### [Exercise objective]
The listing below should be copied in full, word for word.

===

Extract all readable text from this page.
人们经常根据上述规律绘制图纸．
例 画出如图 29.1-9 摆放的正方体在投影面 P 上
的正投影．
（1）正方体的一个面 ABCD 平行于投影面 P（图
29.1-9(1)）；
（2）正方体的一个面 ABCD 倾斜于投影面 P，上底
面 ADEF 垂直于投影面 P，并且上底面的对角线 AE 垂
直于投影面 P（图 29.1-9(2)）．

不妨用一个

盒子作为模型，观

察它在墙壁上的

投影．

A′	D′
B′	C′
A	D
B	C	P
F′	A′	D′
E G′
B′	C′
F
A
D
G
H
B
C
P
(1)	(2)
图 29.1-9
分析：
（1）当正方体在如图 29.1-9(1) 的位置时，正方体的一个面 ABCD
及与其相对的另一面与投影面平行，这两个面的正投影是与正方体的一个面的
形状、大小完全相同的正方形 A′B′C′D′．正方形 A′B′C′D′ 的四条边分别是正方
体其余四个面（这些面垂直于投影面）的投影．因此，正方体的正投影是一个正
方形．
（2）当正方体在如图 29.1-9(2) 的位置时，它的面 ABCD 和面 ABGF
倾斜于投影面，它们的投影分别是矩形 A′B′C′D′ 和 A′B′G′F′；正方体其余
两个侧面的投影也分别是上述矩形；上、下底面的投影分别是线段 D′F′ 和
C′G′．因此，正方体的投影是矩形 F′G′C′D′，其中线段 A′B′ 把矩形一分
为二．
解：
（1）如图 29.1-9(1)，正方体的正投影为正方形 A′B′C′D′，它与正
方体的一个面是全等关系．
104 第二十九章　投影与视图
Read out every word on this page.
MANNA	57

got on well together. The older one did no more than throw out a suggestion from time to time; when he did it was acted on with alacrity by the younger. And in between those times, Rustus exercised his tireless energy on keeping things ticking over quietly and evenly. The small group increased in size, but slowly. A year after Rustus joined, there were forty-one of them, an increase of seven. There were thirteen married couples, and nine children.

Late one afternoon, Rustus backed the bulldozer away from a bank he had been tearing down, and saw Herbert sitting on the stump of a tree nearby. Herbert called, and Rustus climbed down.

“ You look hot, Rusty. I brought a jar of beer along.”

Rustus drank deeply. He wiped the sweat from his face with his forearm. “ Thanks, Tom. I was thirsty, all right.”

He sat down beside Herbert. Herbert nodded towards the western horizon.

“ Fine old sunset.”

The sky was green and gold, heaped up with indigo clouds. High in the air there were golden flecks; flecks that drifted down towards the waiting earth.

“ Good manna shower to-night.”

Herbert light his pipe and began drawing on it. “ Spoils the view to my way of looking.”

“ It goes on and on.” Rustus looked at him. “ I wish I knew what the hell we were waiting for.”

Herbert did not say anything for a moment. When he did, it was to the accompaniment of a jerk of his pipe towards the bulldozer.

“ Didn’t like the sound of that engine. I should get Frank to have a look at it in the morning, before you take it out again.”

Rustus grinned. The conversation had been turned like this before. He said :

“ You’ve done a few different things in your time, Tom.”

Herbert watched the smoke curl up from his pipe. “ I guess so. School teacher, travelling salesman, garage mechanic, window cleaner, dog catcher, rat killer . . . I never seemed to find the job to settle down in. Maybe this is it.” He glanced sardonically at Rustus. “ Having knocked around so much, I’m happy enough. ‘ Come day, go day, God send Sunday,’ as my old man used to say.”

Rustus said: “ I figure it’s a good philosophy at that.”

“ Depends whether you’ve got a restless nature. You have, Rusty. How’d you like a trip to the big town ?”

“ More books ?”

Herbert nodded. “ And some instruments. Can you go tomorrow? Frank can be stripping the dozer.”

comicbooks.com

===

### [Answer to the problem]
Extract all readable text from this page.
人们经常根据上述规律绘制图纸．
例 画出如图 29.1-9 摆放的正方体在投影面 P 上
的正投影．
（1）正方体的一个面 ABCD 平行于投影面 P（图
29.1-9(1)）；
（2）正方体的一个面 ABCD 倾斜于投影面 P，上底
面 ADEF 垂直于投影面 P，并且上底面的对角线 AE 垂
直于投影面 P（图 29.1-9(2)）．

不妨用一个

盒子作为模型，观

察它在墙壁上的

投影．

A′	D′
B′	C′
A	D
B	C	P
F′	A′	D′
E G′
B′	C′
F
A
D
G
H
B
C
P
(1)	(2)
图 29.1-9
分析：
（1）当正方体在如图 29.1-9(1) 的位置时，正方体的一个面 ABCD
及与其相对的另一面与投影面平行，这两个面的正投影是与正方体的一个面的
形状、大小完全相同的正方形 A′B′C′D′．正方形 A′B′C′D′ 的四条边分别是正方
体其余四个面（这些面垂直于投影面）的投影．因此，正方体的正投影是一个正
方形．
（2）当正方体在如图 29.1-9(2) 的位置时，它的面 ABCD 和面 ABGF
倾斜于投影面，它们的投影分别是矩形 A′B′C′D′ 和 A′B′G′F′；正方体其余
两个侧面的投影也分别是上述矩形；上、下底面的投影分别是线段 D′F′ 和
C′G′．因此，正方体的投影是矩形 F′G′C′D′，其中线段 A′B′ 把矩形一分
为二．
解：
（1）如图 29.1-9(1)，正方体的正投影为正方形 A′B′C′D′，它与正
方体的一个面是全等关系．
104 第二十九章　投影与视图
Read out every word on this page.
MANNA	57

got on well together. The older one did no more than throw out a suggestion from time to time; when he did it was acted on with alacrity by the younger. And in between those times, Rustus exercised his tireless energy on keeping things ticking over quietly and evenly. The small group increased in size, but slowly. A year after Rustus joined, there were forty-one of them, an increase of seven. There were thirteen married couples, and nine children.

Late one afternoon, Rustus backed the bulldozer away from a bank he had been tearing down, and saw Herbert sitting on the stump of a tree nearby. Herbert called, and Rustus climbed down.

“ You look hot, Rusty. I brought a jar of beer along.”

Rustus drank deeply. He wiped the sweat from his face with his forearm. “ Thanks, Tom. I was thirsty, all right.”

He sat down beside Herbert. Herbert nodded towards the western horizon.

“ Fine old sunset.”

The sky was green and gold, heaped up with indigo clouds. High in the air there were golden flecks; flecks that drifted down towards the waiting earth.

“ Good manna shower to-night.”

Herbert light his pipe and began drawing on it. “ Spoils the view to my way of looking.”

“ It goes on and on.” Rustus looked at him. “ I wish I knew what the hell we were waiting for.”

Herbert did not say anything for a moment. When he did, it was to the accompaniment of a jerk of his pipe towards the bulldozer.

“ Didn’t like the sound of that engine. I should get Frank to have a look at it in the morning, before you take it out again.”

Rustus grinned. The conversation had been turned like this before. He said :

“ You’ve done a few different things in your time, Tom.”

Herbert watched the smoke curl up from his pipe. “ I guess so. School teacher, travelling salesman, garage mechanic, window cleaner, dog catcher, rat killer . . . I never seemed to find the job to settle down in. Maybe this is it.” He glanced sardonically at Rustus. “ Having knocked around so much, I’m happy enough. ‘ Come day, go day, God send Sunday,’ as my old man used to say.”

Rustus said: “ I figure it’s a good philosophy at that.”

“ Depends whether you’ve got a restless nature. You have, Rusty. How’d you like a trip to the big town ?”

“ More books ?”

Herbert nodded. “ And some instruments. Can you go tomorrow? Frank can be stripping the dozer.”

comicbooks.com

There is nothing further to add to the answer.